EXERCISE GOAL »
Go through the records and copy each line where the word "with" occurs.

# # #

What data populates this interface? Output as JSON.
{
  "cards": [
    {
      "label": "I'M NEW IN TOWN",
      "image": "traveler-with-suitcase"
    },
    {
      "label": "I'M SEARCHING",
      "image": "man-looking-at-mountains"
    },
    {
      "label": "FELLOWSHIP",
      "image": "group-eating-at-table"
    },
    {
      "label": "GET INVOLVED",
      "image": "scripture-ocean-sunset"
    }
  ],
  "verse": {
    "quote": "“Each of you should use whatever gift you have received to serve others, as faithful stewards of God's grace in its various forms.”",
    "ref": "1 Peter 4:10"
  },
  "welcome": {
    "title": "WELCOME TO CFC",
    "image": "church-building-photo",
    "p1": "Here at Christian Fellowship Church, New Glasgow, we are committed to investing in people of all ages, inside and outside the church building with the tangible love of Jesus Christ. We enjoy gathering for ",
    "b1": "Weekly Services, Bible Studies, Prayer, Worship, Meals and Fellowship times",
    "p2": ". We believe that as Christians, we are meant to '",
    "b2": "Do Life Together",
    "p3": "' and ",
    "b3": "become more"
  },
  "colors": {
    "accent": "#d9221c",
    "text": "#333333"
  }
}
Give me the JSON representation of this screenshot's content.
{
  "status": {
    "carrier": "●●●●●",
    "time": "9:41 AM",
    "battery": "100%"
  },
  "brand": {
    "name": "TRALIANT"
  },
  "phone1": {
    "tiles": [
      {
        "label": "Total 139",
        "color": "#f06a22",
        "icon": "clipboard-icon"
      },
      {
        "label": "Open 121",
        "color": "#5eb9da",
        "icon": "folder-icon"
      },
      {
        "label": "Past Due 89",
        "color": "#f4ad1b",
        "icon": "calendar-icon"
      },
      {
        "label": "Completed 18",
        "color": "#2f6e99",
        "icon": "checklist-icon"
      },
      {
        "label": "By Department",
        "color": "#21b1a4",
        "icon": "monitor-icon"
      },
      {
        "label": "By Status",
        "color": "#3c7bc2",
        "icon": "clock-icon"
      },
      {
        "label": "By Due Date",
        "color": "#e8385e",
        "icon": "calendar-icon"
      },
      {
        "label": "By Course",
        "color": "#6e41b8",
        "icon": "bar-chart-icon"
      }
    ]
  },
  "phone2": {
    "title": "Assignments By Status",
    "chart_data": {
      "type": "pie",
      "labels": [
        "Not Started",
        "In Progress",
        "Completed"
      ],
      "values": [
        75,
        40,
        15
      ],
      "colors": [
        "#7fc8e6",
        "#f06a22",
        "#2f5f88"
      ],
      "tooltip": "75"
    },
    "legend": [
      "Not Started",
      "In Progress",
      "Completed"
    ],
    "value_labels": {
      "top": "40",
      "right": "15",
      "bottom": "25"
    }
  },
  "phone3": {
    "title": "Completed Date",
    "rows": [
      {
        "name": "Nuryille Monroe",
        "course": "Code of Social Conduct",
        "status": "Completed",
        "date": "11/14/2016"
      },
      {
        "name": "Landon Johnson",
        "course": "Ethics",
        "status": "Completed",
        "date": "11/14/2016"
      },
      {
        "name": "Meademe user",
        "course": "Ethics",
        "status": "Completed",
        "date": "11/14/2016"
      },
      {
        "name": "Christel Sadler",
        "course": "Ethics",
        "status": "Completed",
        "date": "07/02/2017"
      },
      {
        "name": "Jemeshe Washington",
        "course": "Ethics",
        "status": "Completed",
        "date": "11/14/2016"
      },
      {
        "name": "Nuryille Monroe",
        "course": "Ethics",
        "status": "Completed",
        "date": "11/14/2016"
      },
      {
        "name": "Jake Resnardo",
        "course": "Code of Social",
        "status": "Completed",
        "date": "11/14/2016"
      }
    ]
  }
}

# # #

IN RESPONSE »
      "image": "traveler-with-suitcase"
    "p1": "Here at Christian Fellowship Church, New Glasgow, we are committed to investing in people of all ages, inside and outside the church building with the tangible love of Jesus Christ. We enjoy gathering for ",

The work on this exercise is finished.